### PROBLEM
Give the entries again exactly, every one of them.

-- START RECORDS PROVIDED --

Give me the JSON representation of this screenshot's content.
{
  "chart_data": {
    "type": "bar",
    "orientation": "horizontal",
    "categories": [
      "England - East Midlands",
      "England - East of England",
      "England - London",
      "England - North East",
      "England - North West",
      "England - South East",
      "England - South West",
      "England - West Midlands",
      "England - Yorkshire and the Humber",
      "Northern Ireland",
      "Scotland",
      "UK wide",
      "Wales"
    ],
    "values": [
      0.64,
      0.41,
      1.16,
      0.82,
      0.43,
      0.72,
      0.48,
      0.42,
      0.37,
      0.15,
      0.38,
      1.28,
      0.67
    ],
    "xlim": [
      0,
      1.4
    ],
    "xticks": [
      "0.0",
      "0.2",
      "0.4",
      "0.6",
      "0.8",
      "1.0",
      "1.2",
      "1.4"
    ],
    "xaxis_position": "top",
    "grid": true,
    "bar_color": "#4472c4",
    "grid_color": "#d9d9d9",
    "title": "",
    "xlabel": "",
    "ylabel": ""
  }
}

-- END RECORDS PROVIDED --

### REPLY
Give me the JSON representation of this screenshot's content.
{
  "chart_data": {
    "type": "bar",
    "orientation": "horizontal",
    "categories": [
      "England - East Midlands",
      "England - East of England",
      "England - London",
      "England - North East",
      "England - North West",
      "England - South East",
      "England - South West",
      "England - West Midlands",
      "England - Yorkshire and the Humber",
      "Northern Ireland",
      "Scotland",
      "UK wide",
      "Wales"
    ],
    "values": [
      0.64,
      0.41,
      1.16,
      0.82,
      0.43,
      0.72,
      0.48,
      0.42,
      0.37,
      0.15,
      0.38,
      1.28,
      0.67
    ],
    "xlim": [
      0,
      1.4
    ],
    "xticks": [
      "0.0",
      "0.2",
      "0.4",
      "0.6",
      "0.8",
      "1.0",
      "1.2",
      "1.4"
    ],
    "xaxis_position": "top",
    "grid": true,
    "bar_color": "#4472c4",
    "grid_color": "#d9d9d9",
    "title": "",
    "xlabel": "",
    "ylabel": ""
  }
}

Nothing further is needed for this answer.